--- begin Data listing ---
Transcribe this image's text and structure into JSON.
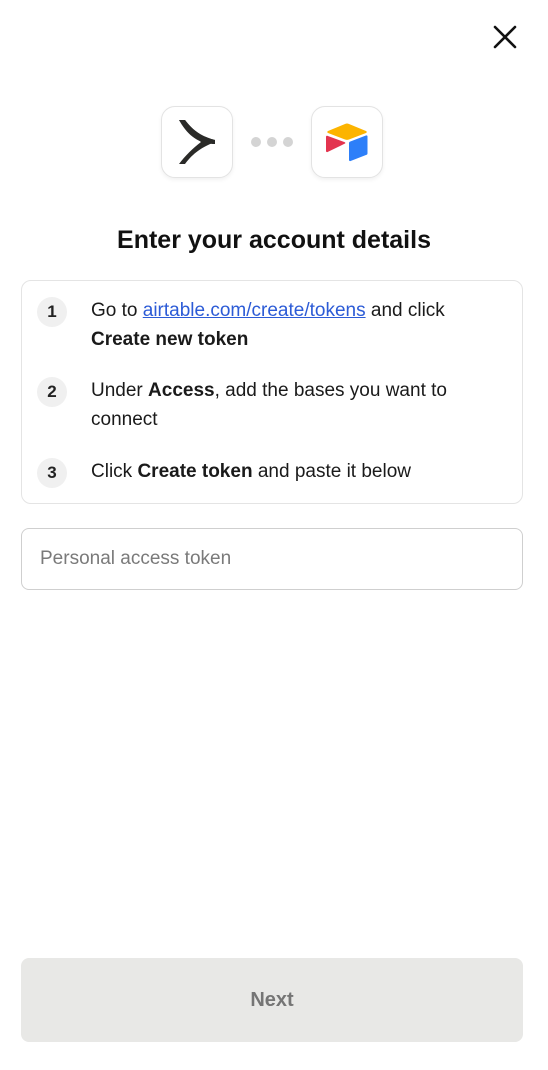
{
  "header": {
    "close_icon": "close-icon"
  },
  "logos": {
    "left_icon": "zapier-like-chevron-logo",
    "right_icon": "airtable-logo",
    "connector_icon": "three-dots-connector"
  },
  "title": "Enter your account details",
  "steps": [
    {
      "number": "1",
      "text_before": "Go to ",
      "link_text": "airtable.com/create/tokens",
      "text_after": " and click ",
      "bold": "Create new token"
    },
    {
      "number": "2",
      "text_before": "Under ",
      "bold": "Access",
      "text_after": ", add the bases you want to connect"
    },
    {
      "number": "3",
      "text_before": "Click ",
      "bold": "Create token",
      "text_after": " and paste it below"
    }
  ],
  "token_input": {
    "placeholder": "Personal access token",
    "value": ""
  },
  "next_button": {
    "label": "Next",
    "enabled": false
  },
  "colors": {
    "link": "#2c5bd6",
    "button_disabled_bg": "#e8e8e6",
    "button_disabled_text": "#757575",
    "airtable_yellow": "#fcb400",
    "airtable_red": "#e3344f",
    "airtable_blue": "#2d7ff9"
  }
}
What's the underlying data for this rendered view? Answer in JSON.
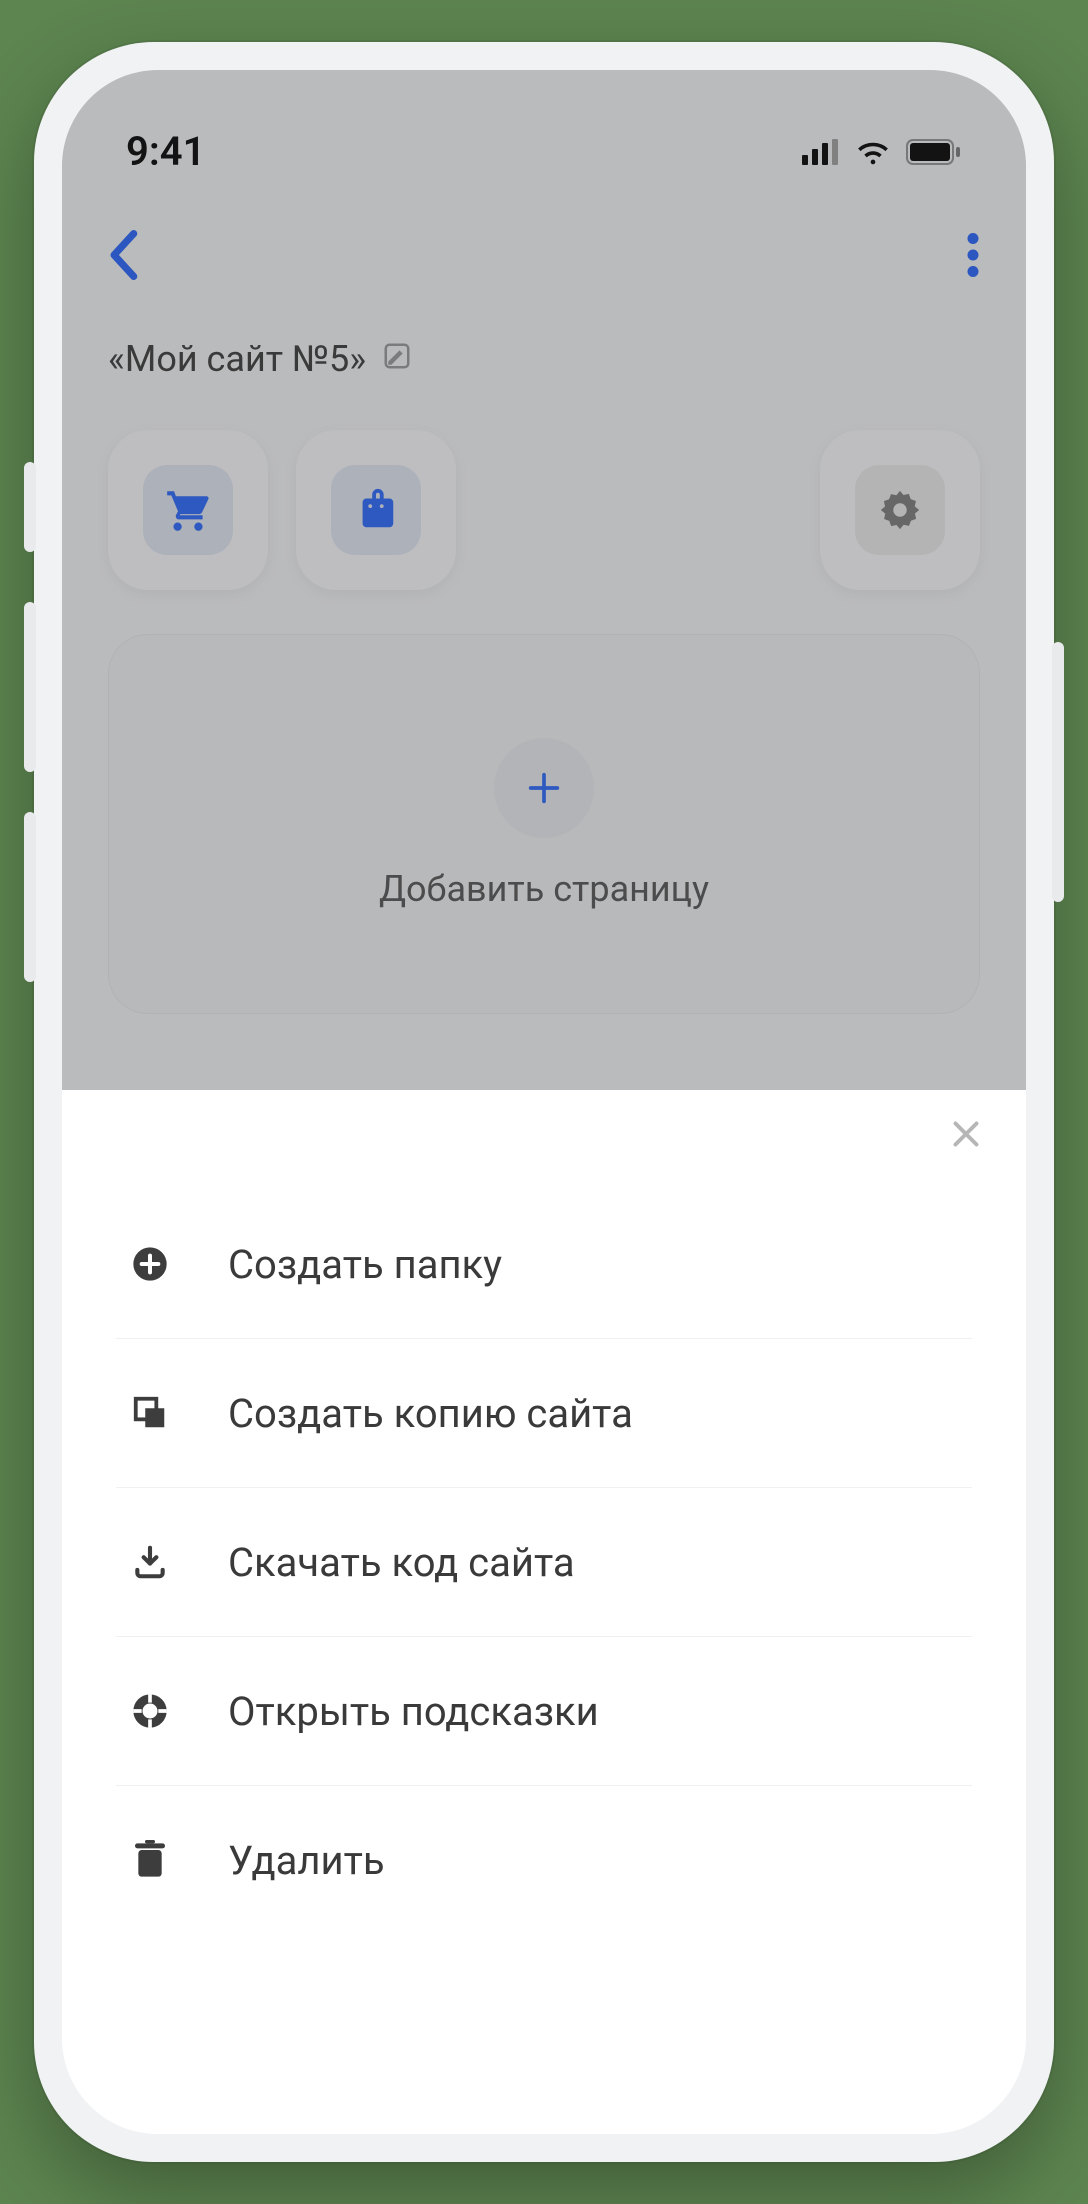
{
  "status": {
    "time": "9:41"
  },
  "page": {
    "title": "«Мой сайт №5»",
    "add_page_label": "Добавить страницу"
  },
  "sheet": {
    "items": [
      {
        "label": "Создать папку"
      },
      {
        "label": "Создать копию сайта"
      },
      {
        "label": "Скачать код сайта"
      },
      {
        "label": "Открыть подсказки"
      },
      {
        "label": "Удалить"
      }
    ]
  }
}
--- end Data listing ---
Problem statement: Do not include images; quote all of the entries above exactly.

Answer to the exercise:
Transcribe this image's text and structure into JSON.
{
  "header": {
    "close_icon": "close-icon"
  },
  "logos": {
    "left_icon": "zapier-like-chevron-logo",
    "right_icon": "airtable-logo",
    "connector_icon": "three-dots-connector"
  },
  "title": "Enter your account details",
  "steps": [
    {
      "number": "1",
      "text_before": "Go to ",
      "link_text": "airtable.com/create/tokens",
      "text_after": " and click ",
      "bold": "Create new token"
    },
    {
      "number": "2",
      "text_before": "Under ",
      "bold": "Access",
      "text_after": ", add the bases you want to connect"
    },
    {
      "number": "3",
      "text_before": "Click ",
      "bold": "Create token",
      "text_after": " and paste it below"
    }
  ],
  "token_input": {
    "placeholder": "Personal access token",
    "value": ""
  },
  "next_button": {
    "label": "Next",
    "enabled": false
  },
  "colors": {
    "link": "#2c5bd6",
    "button_disabled_bg": "#e8e8e6",
    "button_disabled_text": "#757575",
    "airtable_yellow": "#fcb400",
    "airtable_red": "#e3344f",
    "airtable_blue": "#2d7ff9"
  }
}
What's the underlying data for this rendered view? Answer in JSON.
{
  "status": {
    "time": "9:41"
  },
  "page": {
    "title": "«Мой сайт №5»",
    "add_page_label": "Добавить страницу"
  },
  "sheet": {
    "items": [
      {
        "label": "Создать папку"
      },
      {
        "label": "Создать копию сайта"
      },
      {
        "label": "Скачать код сайта"
      },
      {
        "label": "Открыть подсказки"
      },
      {
        "label": "Удалить"
      }
    ]
  }
}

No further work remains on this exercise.